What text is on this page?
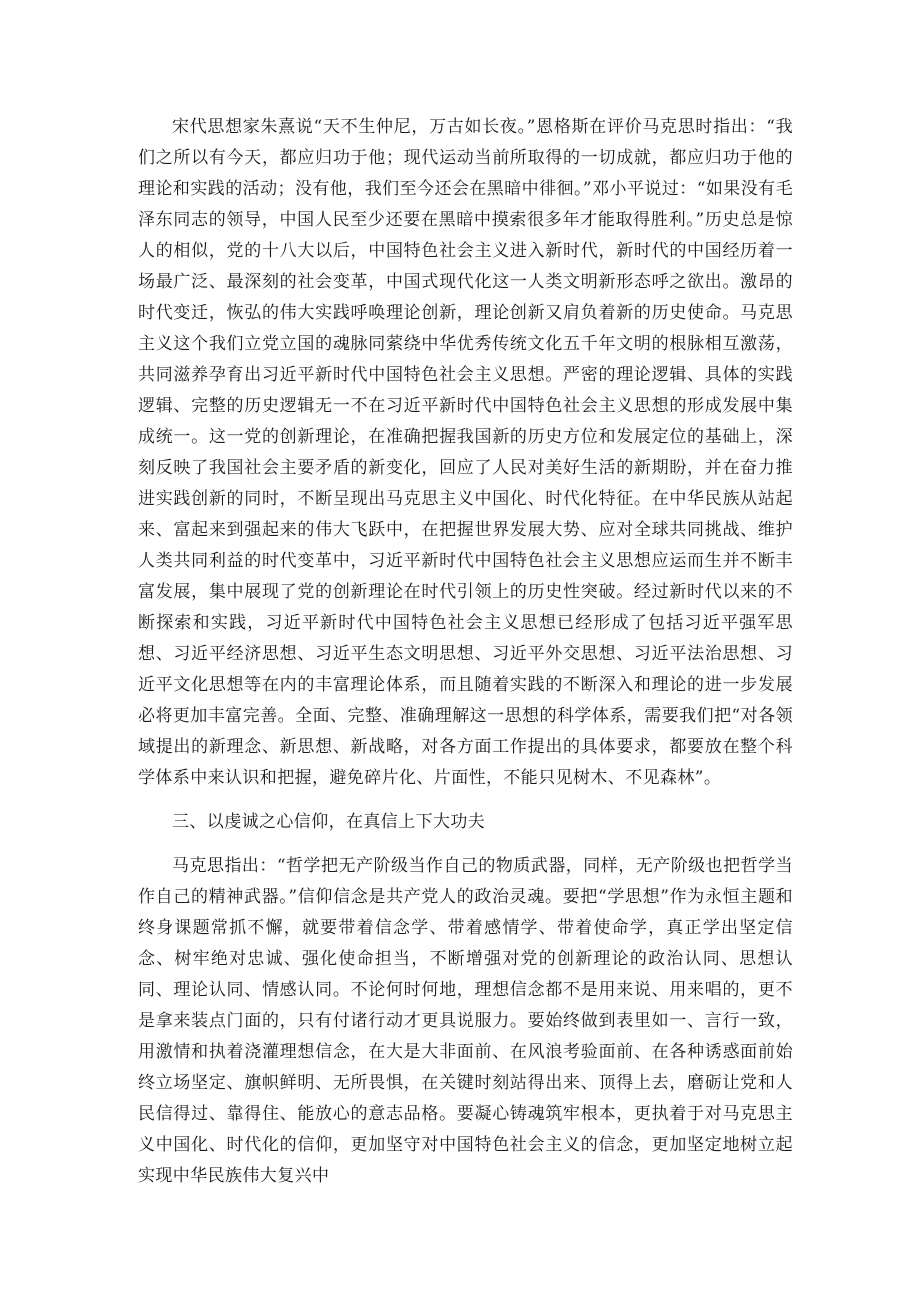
宋代思想家朱熹说“天不生仲尼，万古如长夜。”恩格斯在评价马克思时指出：“我们之所以有今天，都应归功于他；现代运动当前所取得的一切成就，都应归功于他的理论和实践的活动；没有他，我们至今还会在黑暗中徘徊。”邓小平说过：“如果没有毛泽东同志的领导，中国人民至少还要在黑暗中摸索很多年才能取得胜利。”历史总是惊人的相似，党的十八大以后，中国特色社会主义进入新时代，新时代的中国经历着一场最广泛、最深刻的社会变革，中国式现代化这一人类文明新形态呼之欲出。激昂的时代变迁，恢弘的伟大实践呼唤理论创新，理论创新又肩负着新的历史使命。马克思主义这个我们立党立国的魂脉同萦绕中华优秀传统文化五千年文明的根脉相互激荡，共同滋养孕育出习近平新时代中国特色社会主义思想。严密的理论逻辑、具体的实践逻辑、完整的历史逻辑无一不在习近平新时代中国特色社会主义思想的形成发展中集成统一。这一党的创新理论，在准确把握我国新的历史方位和发展定位的基础上，深刻反映了我国社会主要矛盾的新变化，回应了人民对美好生活的新期盼，并在奋力推进实践创新的同时，不断呈现出马克思主义中国化、时代化特征。在中华民族从站起来、富起来到强起来的伟大飞跃中，在把握世界发展大势、应对全球共同挑战、维护人类共同利益的时代变革中，习近平新时代中国特色社会主义思想应运而生并不断丰富发展，集中展现了党的创新理论在时代引领上的历史性突破。经过新时代以来的不断探索和实践，习近平新时代中国特色社会主义思想已经形成了包括习近平强军思想、习近平经济思想、习近平生态文明思想、习近平外交思想、习近平法治思想、习近平文化思想等在内的丰富理论体系，而且随着实践的不断深入和理论的进一步发展必将更加丰富完善。全面、完整、准确理解这一思想的科学体系，需要我们把“对各领域提出的新理念、新思想、新战略，对各方面工作提出的具体要求，都要放在整个科学体系中来认识和把握，避免碎片化、片面性，不能只见树木、不见森林”。

三、以虔诚之心信仰，在真信上下大功夫

马克思指出：“哲学把无产阶级当作自己的物质武器，同样，无产阶级也把哲学当作自己的精神武器。”信仰信念是共产党人的政治灵魂。要把“学思想”作为永恒主题和终身课题常抓不懈，就要带着信念学、带着感情学、带着使命学，真正学出坚定信念、树牢绝对忠诚、强化使命担当，不断增强对党的创新理论的政治认同、思想认同、理论认同、情感认同。不论何时何地，理想信念都不是用来说、用来唱的，更不是拿来装点门面的，只有付诸行动才更具说服力。要始终做到表里如一、言行一致，用激情和执着浇灌理想信念，在大是大非面前、在风浪考验面前、在各种诱惑面前始终立场坚定、旗帜鲜明、无所畏惧，在关键时刻站得出来、顶得上去，磨砺让党和人民信得过、靠得住、能放心的意志品格。要凝心铸魂筑牢根本，更执着于对马克思主义中国化、时代化的信仰，更加坚守对中国特色社会主义的信念，更加坚定地树立起实现中华民族伟大复兴中
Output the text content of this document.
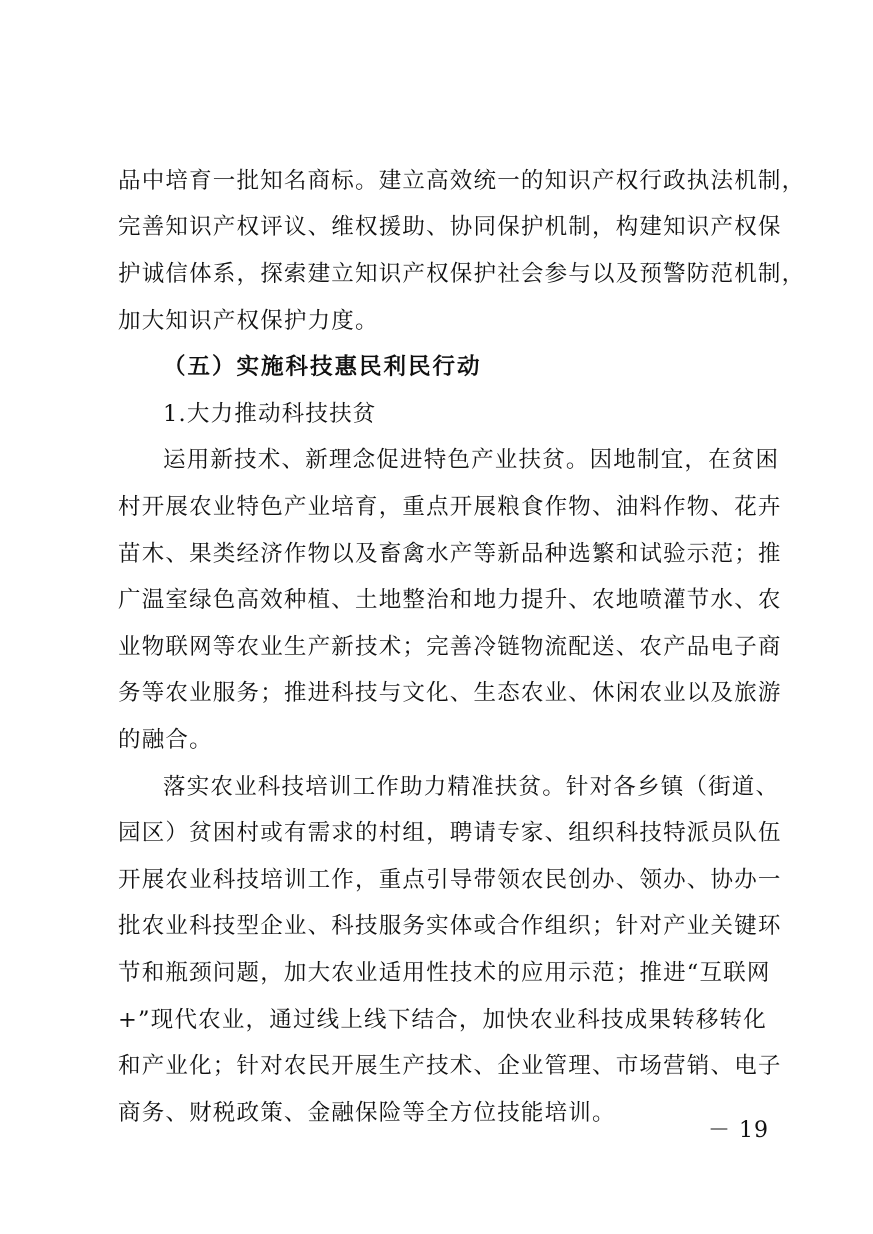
品中培育一批知名商标。建立高效统一的知识产权行政执法机制，
完善知识产权评议、维权援助、协同保护机制，构建知识产权保
护诚信体系，探索建立知识产权保护社会参与以及预警防范机制，
加大知识产权保护力度。
（五）实施科技惠民利民行动
1.大力推动科技扶贫
运用新技术、新理念促进特色产业扶贫。因地制宜，在贫困
村开展农业特色产业培育，重点开展粮食作物、油料作物、花卉
苗木、果类经济作物以及畜禽水产等新品种选繁和试验示范；推
广温室绿色高效种植、土地整治和地力提升、农地喷灌节水、农
业物联网等农业生产新技术；完善冷链物流配送、农产品电子商
务等农业服务；推进科技与文化、生态农业、休闲农业以及旅游
的融合。
落实农业科技培训工作助力精准扶贫。针对各乡镇（街道、
园区）贫困村或有需求的村组，聘请专家、组织科技特派员队伍
开展农业科技培训工作，重点引导带领农民创办、领办、协办一
批农业科技型企业、科技服务实体或合作组织；针对产业关键环
节和瓶颈问题，加大农业适用性技术的应用示范；推进“互联网
+”现代农业，通过线上线下结合，加快农业科技成果转移转化
和产业化；针对农民开展生产技术、企业管理、市场营销、电子
商务、财税政策、金融保险等全方位技能培训。
－ 19
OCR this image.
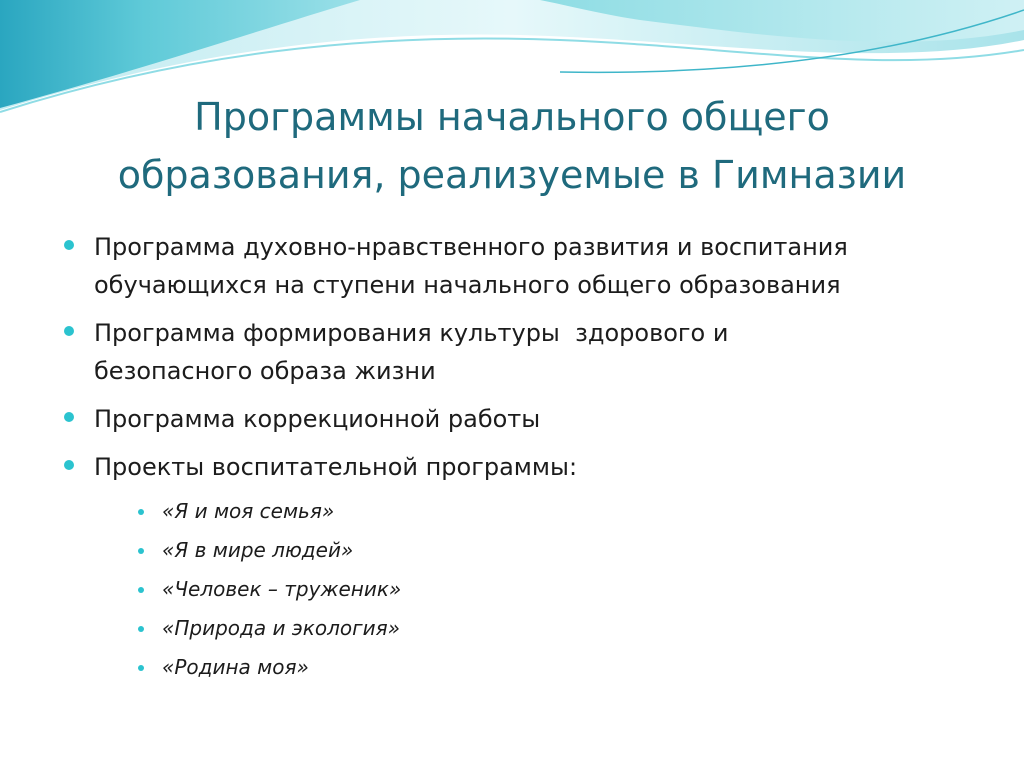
Программы начального общего
образования, реализуемые в Гимназии
Программа духовно-нравственного развития и воспитания
обучающихся на ступени начального общего образования
Программа формирования культуры  здорового и
безопасного образа жизни
Программа коррекционной работы
Проекты воспитательной программы:
«Я и моя семья»
«Я в мире людей»
«Человек – труженик»
«Природа и экология»
«Родина моя»
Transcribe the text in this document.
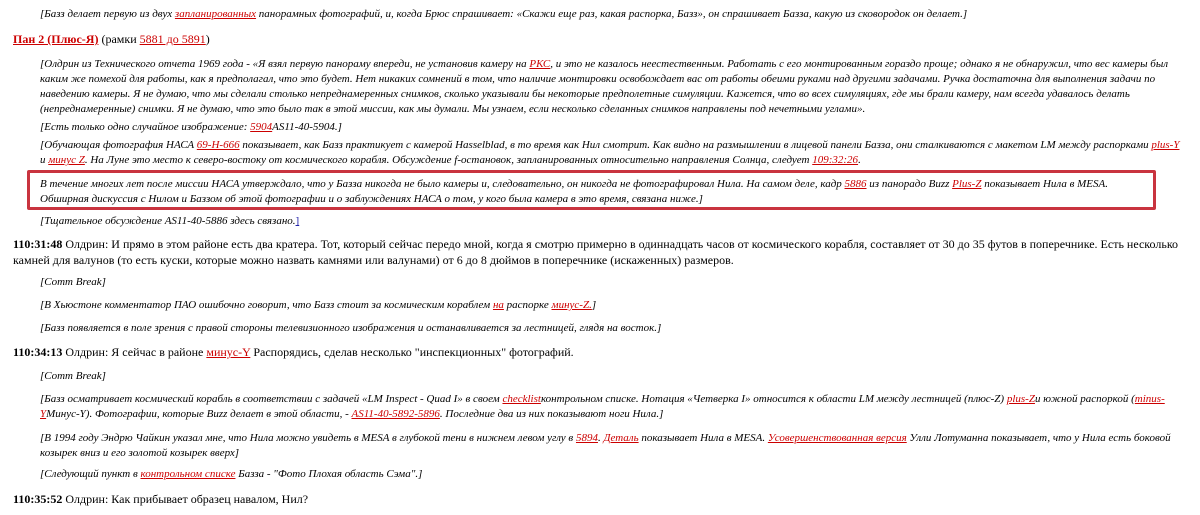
[Базз делает первую из двух запланированных панорамных фотографий, и, когда Брюс спрашивает: «Скажи еще раз, какая распорка, Базз», он спрашивает Базза, какую из сковородок он делает.]
Пан 2 (Плюс-Я) (рамки 5881 до 5891)
[Олдрин из Технического отчета 1969 года - «Я взял первую панораму впереди, не установив камеру на РКС, и это не казалось неестественным. Работать с его монтированным гораздо проще; однако я не обнаружил, что вес камеры был каким же помехой для работы, как я предполагал, что это будет. Нет никаких сомнений в том, что наличие монтировки освобождает вас от работы обеими руками над другими задачами. Ручка достаточна для выполнения задачи по наведению камеры. Я не думаю, что мы сделали столько непреднамеренных снимков, сколько указывали бы некоторые предполетные симуляции. Кажется, что во всех симуляциях, где мы брали камеру, нам всегда удавалось делать (непреднамеренные) снимки. Я не думаю, что это было так в этой миссии, как мы думали. Мы узнаем, если несколько сделанных снимков направлены под нечетными углами».
[Есть только одно случайное изображение: 5904AS11-40-5904.]
[Обучающая фотография НАСА 69-H-666 показывает, как Базз практикует с камерой Hasselblad, в то время как Нил смотрит. Как видно на размышлении в лицевой панели Базза, они сталкиваются с макетом LM между распорками plus-Y и минус Z. На Луне это место к северо-востоку от космического корабля. Обсуждение f-остановок, запланированных относительно направления Солнца, следует 109:32:26.
В течение многих лет после миссии НАСА утверждало, что у Базза никогда не было камеры и, следовательно, он никогда не фотографировал Нила. На самом деле, кадр 5886 из панорадо Buzz Plus-Z показывает Нила в MESA. Обширная дискуссия с Нилом и Баззом об этой фотографии и о заблуждениях НАСА о том, у кого была камера в это время, связана ниже.]
[Тщательное обсуждение AS11-40-5886 здесь связано.]
110:31:48 Олдрин: И прямо в этом районе есть два кратера. Тот, который сейчас передо мной, когда я смотрю примерно в одиннадцать часов от космического корабля, составляет от 30 до 35 футов в поперечнике. Есть несколько камней для валунов (то есть куски, которые можно назвать камнями или валунами) от 6 до 8 дюймов в поперечнике (искаженных) размеров.
[Comm Break]
[В Хьюстоне комментатор ПАО ошибочно говорит, что Базз стоит за космическим кораблем на распорке минус-Z.]
[Базз появляется в поле зрения с правой стороны телевизионного изображения и останавливается за лестницей, глядя на восток.]
110:34:13 Олдрин: Я сейчас в районе минус-Y Распорядись, сделав несколько "инспекционных" фотографий.
[Comm Break]
[Базз осматривает космический корабль в соответствии с задачей «LM Inspect - Quad I» в своем checklistконтрольном списке. Нотация «Четверка I» относится к области LM между лестницей (плюс-Z) plus-Zи южной распоркой (minus-YМинус-Y). Фотографии, которые Buzz делает в этой области, - AS11-40-5892-5896. Последние два из них показывают ноги Нила.]
[В 1994 году Эндрю Чайкин указал мне, что Нила можно увидеть в MESA в глубокой тени в нижнем левом углу в 5894. Деталь показывает Нила в MESA. Усовершенствованная версия Улли Лотуманна показывает, что у Нила есть боковой козырек вниз и его золотой козырек вверх]
[Следующий пункт в контрольном списке Базза - "Фото Плохая область Сэма".]
110:35:52 Олдрин: Как прибывает образец навалом, Нил?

= = = = =

• GOAL: Find and copy each line above that includes the string "НАСА".

• THE ANSWER:
[Обучающая фотография НАСА 69-H-666 показывает, как Базз практикует с камерой Hasselblad, в то время как Нил смотрит. Как видно на размышлении в лицевой панели Базза, они сталкиваются с макетом LM между распорками plus-Y и минус Z. На Луне это место к северо-востоку от космического корабля. Обсуждение f-остановок, запланированных относительно направления Солнца, следует 109:32:26.
В течение многих лет после миссии НАСА утверждало, что у Базза никогда не было камеры и, следовательно, он никогда не фотографировал Нила. На самом деле, кадр 5886 из панорадо Buzz Plus-Z показывает Нила в MESA. Обширная дискуссия с Нилом и Баззом об этой фотографии и о заблуждениях НАСА о том, у кого была камера в это время, связана ниже.]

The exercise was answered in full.